Task statement:
Your task is to gather the lines below that hold the string "List".

[Collected data entries]
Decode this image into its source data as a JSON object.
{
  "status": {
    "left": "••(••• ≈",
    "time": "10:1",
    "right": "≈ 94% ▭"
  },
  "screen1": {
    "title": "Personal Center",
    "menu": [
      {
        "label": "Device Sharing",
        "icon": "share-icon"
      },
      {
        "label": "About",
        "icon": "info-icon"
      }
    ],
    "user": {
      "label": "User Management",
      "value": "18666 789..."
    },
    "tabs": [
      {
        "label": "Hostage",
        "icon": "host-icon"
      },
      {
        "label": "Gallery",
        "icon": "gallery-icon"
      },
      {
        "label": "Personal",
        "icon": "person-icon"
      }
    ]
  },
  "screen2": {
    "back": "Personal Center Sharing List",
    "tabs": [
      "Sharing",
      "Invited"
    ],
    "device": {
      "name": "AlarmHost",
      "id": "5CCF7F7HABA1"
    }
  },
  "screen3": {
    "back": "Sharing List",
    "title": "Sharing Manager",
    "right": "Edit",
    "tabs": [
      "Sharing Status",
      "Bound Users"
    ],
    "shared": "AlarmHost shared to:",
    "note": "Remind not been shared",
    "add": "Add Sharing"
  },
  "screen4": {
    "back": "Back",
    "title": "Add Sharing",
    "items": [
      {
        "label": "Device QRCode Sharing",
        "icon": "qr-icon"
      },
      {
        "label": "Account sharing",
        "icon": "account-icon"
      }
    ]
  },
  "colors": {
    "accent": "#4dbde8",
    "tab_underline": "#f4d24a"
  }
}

Response:
    "back": "Personal Center Sharing List",
    "back": "Sharing List",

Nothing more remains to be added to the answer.